Extracted records:
◇ ◇ ◇ ◇

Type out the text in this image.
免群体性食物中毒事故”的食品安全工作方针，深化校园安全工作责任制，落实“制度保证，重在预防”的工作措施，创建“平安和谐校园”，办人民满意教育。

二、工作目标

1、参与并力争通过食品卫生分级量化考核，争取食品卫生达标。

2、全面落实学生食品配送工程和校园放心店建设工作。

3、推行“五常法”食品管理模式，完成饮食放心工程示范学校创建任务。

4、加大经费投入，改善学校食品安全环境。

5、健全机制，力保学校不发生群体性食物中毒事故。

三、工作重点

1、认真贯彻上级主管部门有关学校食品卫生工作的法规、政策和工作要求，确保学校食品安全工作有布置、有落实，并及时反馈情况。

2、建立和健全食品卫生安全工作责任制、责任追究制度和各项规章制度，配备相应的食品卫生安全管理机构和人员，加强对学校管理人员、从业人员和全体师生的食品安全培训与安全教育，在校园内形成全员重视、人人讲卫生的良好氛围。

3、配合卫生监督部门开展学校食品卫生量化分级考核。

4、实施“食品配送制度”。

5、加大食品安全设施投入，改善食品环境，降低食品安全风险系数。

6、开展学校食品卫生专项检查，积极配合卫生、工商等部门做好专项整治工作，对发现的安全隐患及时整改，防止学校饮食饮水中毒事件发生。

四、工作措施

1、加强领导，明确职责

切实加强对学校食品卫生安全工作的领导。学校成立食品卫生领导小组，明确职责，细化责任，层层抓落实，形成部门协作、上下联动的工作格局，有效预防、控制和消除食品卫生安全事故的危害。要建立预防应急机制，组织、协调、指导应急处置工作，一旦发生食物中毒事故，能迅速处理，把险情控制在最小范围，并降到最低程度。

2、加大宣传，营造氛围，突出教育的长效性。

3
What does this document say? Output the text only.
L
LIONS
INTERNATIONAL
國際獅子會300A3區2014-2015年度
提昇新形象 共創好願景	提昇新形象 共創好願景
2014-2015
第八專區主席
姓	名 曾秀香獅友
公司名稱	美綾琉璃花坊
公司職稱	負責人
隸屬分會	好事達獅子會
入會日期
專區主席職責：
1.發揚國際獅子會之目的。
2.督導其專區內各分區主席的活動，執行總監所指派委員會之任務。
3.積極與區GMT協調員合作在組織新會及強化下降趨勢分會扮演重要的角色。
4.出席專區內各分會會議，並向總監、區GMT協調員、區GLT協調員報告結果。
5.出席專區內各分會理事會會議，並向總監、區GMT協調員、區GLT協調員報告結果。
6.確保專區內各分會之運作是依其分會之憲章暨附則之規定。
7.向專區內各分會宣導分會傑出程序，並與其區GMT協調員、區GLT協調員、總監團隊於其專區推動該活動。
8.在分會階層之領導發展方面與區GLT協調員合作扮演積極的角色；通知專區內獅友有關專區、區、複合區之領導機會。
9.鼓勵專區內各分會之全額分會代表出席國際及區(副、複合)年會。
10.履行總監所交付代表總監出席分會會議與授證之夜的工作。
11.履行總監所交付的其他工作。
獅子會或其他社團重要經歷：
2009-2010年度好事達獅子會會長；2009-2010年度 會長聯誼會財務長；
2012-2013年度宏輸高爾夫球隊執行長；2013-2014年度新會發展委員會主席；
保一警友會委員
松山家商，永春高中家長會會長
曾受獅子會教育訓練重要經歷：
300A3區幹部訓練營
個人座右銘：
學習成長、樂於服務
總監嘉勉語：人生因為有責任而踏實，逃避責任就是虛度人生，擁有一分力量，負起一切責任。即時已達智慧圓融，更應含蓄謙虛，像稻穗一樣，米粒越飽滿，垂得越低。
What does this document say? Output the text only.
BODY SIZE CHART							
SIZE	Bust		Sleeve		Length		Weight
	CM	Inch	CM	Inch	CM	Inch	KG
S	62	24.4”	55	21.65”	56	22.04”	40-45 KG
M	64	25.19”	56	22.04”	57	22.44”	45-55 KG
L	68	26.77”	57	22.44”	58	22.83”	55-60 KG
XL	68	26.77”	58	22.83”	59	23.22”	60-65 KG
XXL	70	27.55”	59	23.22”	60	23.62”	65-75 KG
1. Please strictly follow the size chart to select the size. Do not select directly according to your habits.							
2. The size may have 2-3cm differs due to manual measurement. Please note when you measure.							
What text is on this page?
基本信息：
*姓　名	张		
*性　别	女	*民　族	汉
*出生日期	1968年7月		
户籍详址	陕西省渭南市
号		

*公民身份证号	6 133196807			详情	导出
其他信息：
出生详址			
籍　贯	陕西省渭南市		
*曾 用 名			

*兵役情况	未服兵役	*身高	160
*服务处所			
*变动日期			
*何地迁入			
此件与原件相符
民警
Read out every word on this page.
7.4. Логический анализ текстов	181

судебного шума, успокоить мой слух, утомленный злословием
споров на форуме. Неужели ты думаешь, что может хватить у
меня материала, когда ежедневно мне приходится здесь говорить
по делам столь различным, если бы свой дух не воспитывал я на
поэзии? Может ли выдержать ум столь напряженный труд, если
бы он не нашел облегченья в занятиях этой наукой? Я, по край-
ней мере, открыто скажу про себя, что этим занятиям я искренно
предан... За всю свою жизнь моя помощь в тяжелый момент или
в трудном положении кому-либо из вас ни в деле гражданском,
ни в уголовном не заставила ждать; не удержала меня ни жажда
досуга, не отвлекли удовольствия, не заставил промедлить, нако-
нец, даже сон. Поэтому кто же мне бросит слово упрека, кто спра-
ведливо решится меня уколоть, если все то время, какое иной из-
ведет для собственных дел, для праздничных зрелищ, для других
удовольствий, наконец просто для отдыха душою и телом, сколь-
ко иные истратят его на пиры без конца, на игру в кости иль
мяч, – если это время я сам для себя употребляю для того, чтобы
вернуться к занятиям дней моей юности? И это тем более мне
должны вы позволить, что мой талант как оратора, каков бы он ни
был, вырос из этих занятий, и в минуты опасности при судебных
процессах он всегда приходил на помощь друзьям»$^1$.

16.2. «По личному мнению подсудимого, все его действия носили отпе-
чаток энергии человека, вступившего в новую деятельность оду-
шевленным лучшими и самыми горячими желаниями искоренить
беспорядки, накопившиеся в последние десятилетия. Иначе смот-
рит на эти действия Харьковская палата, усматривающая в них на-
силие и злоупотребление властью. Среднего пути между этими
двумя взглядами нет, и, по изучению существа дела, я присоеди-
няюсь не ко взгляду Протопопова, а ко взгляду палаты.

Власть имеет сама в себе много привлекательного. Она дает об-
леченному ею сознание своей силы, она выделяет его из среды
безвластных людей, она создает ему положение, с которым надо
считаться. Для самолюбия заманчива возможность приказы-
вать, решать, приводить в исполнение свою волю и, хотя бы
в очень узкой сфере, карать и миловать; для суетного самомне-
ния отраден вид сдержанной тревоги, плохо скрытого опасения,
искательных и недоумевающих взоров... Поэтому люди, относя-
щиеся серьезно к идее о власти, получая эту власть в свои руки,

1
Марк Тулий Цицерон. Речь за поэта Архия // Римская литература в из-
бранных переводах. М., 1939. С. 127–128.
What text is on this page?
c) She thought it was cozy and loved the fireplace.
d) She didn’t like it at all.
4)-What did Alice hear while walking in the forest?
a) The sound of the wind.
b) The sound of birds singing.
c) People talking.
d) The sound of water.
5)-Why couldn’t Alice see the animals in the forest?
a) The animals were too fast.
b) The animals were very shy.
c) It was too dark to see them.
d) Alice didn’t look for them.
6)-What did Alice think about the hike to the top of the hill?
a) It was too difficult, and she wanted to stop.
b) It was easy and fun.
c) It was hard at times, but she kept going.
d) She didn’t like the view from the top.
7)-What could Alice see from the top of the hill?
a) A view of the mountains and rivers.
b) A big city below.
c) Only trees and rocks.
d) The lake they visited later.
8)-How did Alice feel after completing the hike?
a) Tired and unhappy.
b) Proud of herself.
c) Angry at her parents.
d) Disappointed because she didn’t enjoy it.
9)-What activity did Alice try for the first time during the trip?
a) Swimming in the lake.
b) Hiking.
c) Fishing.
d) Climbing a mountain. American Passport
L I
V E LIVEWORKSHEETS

◇ ◇ ◇ ◇

_REQUIREMENTS:_ Determine how many lines in the listing above hold the word "если", answering with the number only.

_THE RESULT:_ 4